** Problem statement **
Output the entries verbatim, including every line.

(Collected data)
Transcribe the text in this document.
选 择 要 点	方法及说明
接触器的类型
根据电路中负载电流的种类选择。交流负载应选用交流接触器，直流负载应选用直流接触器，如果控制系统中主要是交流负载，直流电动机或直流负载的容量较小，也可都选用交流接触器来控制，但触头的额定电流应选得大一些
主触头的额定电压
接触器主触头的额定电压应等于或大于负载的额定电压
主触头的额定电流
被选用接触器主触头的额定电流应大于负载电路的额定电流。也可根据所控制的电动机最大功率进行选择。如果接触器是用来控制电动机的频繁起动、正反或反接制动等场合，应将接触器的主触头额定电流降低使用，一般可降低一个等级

** Response **
Transcribe the text in this document.
选 择 要 点	方法及说明
接触器的类型
根据电路中负载电流的种类选择。交流负载应选用交流接触器，直流负载应选用直流接触器，如果控制系统中主要是交流负载，直流电动机或直流负载的容量较小，也可都选用交流接触器来控制，但触头的额定电流应选得大一些
主触头的额定电压
接触器主触头的额定电压应等于或大于负载的额定电压
主触头的额定电流
被选用接触器主触头的额定电流应大于负载电路的额定电流。也可根据所控制的电动机最大功率进行选择。如果接触器是用来控制电动机的频繁起动、正反或反接制动等场合，应将接触器的主触头额定电流降低使用，一般可降低一个等级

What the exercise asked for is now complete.